--- Start ---

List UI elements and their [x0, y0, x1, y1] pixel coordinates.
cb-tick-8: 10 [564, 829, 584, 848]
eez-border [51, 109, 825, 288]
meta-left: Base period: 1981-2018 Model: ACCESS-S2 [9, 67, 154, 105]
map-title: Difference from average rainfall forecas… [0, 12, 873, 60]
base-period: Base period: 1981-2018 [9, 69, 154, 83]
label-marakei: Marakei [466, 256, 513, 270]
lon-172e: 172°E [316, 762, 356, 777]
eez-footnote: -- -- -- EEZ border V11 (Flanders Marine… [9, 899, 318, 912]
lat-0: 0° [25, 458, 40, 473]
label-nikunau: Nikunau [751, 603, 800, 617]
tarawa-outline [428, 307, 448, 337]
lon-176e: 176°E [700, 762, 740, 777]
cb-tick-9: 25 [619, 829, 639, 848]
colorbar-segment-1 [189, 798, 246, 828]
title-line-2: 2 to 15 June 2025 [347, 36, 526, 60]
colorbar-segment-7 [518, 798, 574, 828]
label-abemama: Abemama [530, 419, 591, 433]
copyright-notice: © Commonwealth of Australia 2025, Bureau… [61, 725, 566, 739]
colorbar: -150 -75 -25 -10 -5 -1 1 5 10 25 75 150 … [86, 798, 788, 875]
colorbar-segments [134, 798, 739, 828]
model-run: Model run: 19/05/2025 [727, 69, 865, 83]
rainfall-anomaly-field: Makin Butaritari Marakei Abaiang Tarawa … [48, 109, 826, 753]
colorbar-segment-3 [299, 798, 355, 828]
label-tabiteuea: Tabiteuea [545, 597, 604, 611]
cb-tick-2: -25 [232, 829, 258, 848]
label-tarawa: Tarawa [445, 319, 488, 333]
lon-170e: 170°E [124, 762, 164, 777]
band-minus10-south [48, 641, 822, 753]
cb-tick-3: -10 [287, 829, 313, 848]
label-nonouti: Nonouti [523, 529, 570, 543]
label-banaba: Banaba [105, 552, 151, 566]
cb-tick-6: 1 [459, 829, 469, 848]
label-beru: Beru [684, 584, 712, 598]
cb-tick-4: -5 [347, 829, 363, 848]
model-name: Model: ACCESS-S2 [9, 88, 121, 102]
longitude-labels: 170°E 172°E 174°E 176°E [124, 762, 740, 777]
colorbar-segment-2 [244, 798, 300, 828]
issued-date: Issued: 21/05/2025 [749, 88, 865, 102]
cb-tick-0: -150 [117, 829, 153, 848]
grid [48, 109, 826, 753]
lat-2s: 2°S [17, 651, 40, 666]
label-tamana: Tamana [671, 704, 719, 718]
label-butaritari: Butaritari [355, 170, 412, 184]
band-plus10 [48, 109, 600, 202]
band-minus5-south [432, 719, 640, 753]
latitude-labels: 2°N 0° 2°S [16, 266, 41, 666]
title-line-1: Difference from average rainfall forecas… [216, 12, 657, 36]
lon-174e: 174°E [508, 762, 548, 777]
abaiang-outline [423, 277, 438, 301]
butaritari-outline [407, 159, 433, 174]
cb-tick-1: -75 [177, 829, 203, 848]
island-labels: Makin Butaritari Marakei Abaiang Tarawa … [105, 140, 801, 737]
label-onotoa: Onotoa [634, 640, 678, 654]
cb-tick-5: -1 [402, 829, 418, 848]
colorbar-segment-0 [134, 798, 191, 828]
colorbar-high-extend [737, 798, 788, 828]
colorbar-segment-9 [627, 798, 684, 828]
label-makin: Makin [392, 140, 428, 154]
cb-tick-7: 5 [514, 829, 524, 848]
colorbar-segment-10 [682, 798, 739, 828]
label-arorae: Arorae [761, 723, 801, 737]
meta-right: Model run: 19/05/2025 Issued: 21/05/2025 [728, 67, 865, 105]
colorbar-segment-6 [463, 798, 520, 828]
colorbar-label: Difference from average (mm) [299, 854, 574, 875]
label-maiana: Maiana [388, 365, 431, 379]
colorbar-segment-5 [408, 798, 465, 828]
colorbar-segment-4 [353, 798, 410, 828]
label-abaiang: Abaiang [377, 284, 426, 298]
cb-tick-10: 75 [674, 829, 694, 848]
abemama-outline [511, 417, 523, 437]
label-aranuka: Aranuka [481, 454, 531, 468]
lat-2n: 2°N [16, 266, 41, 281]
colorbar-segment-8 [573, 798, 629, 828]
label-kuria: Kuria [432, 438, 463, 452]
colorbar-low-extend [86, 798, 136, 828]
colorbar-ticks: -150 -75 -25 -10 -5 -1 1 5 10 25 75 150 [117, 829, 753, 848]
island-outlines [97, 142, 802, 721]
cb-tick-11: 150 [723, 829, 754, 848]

--- End ---

Rewrite the records above so that every "Base period" becomes "Reference period", and keep everything else the same.

List UI elements and their [x0, y0, x1, y1] pixel coordinates.
cb-tick-8: 10 [564, 829, 584, 848]
eez-border [51, 109, 825, 288]
meta-left: Reference period: 1981-2018 Model: ACCESS-S2 [9, 67, 154, 105]
map-title: Difference from average rainfall forecas… [0, 12, 873, 60]
base-period: Reference period: 1981-2018 [9, 69, 154, 83]
label-marakei: Marakei [466, 256, 513, 270]
lon-172e: 172°E [316, 762, 356, 777]
eez-footnote: -- -- -- EEZ border V11 (Flanders Marine… [9, 899, 318, 912]
lat-0: 0° [25, 458, 40, 473]
label-nikunau: Nikunau [751, 603, 800, 617]
tarawa-outline [428, 307, 448, 337]
lon-176e: 176°E [700, 762, 740, 777]
cb-tick-9: 25 [619, 829, 639, 848]
colorbar-segment-1 [189, 798, 246, 828]
title-line-2: 2 to 15 June 2025 [347, 36, 526, 60]
colorbar-segment-7 [518, 798, 574, 828]
label-abemama: Abemama [530, 419, 591, 433]
copyright-notice: © Commonwealth of Australia 2025, Bureau… [61, 725, 566, 739]
colorbar: -150 -75 -25 -10 -5 -1 1 5 10 25 75 150 … [86, 798, 788, 875]
colorbar-segments [134, 798, 739, 828]
model-run: Model run: 19/05/2025 [727, 69, 865, 83]
rainfall-anomaly-field: Makin Butaritari Marakei Abaiang Tarawa … [48, 109, 826, 753]
colorbar-segment-3 [299, 798, 355, 828]
label-tabiteuea: Tabiteuea [545, 597, 604, 611]
cb-tick-2: -25 [232, 829, 258, 848]
label-tarawa: Tarawa [445, 319, 488, 333]
lon-170e: 170°E [124, 762, 164, 777]
band-minus10-south [48, 641, 822, 753]
cb-tick-3: -10 [287, 829, 313, 848]
label-nonouti: Nonouti [523, 529, 570, 543]
label-banaba: Banaba [105, 552, 151, 566]
cb-tick-6: 1 [459, 829, 469, 848]
label-beru: Beru [684, 584, 712, 598]
cb-tick-4: -5 [347, 829, 363, 848]
model-name: Model: ACCESS-S2 [9, 88, 121, 102]
longitude-labels: 170°E 172°E 174°E 176°E [124, 762, 740, 777]
colorbar-segment-2 [244, 798, 300, 828]
issued-date: Issued: 21/05/2025 [749, 88, 865, 102]
cb-tick-0: -150 [117, 829, 153, 848]
grid [48, 109, 826, 753]
lat-2s: 2°S [17, 651, 40, 666]
label-tamana: Tamana [671, 704, 719, 718]
label-butaritari: Butaritari [355, 170, 412, 184]
band-plus10 [48, 109, 600, 202]
band-minus5-south [432, 719, 640, 753]
latitude-labels: 2°N 0° 2°S [16, 266, 41, 666]
title-line-1: Difference from average rainfall forecas… [216, 12, 657, 36]
lon-174e: 174°E [508, 762, 548, 777]
abaiang-outline [423, 277, 438, 301]
butaritari-outline [407, 159, 433, 174]
cb-tick-1: -75 [177, 829, 203, 848]
island-labels: Makin Butaritari Marakei Abaiang Tarawa … [105, 140, 801, 737]
label-onotoa: Onotoa [634, 640, 678, 654]
cb-tick-5: -1 [402, 829, 418, 848]
colorbar-segment-0 [134, 798, 191, 828]
colorbar-high-extend [737, 798, 788, 828]
colorbar-segment-9 [627, 798, 684, 828]
label-makin: Makin [392, 140, 428, 154]
cb-tick-7: 5 [514, 829, 524, 848]
colorbar-segment-10 [682, 798, 739, 828]
label-arorae: Arorae [761, 723, 801, 737]
meta-right: Model run: 19/05/2025 Issued: 21/05/2025 [728, 67, 865, 105]
colorbar-segment-6 [463, 798, 520, 828]
colorbar-label: Difference from average (mm) [299, 854, 574, 875]
label-maiana: Maiana [388, 365, 431, 379]
colorbar-segment-5 [408, 798, 465, 828]
colorbar-segment-4 [353, 798, 410, 828]
label-abaiang: Abaiang [377, 284, 426, 298]
cb-tick-10: 75 [674, 829, 694, 848]
abemama-outline [511, 417, 523, 437]
label-aranuka: Aranuka [481, 454, 531, 468]
lat-2n: 2°N [16, 266, 41, 281]
colorbar-segment-8 [573, 798, 629, 828]
label-kuria: Kuria [432, 438, 463, 452]
colorbar-low-extend [86, 798, 136, 828]
colorbar-ticks: -150 -75 -25 -10 -5 -1 1 5 10 25 75 150 [117, 829, 753, 848]
island-outlines [97, 142, 802, 721]
cb-tick-11: 150 [723, 829, 754, 848]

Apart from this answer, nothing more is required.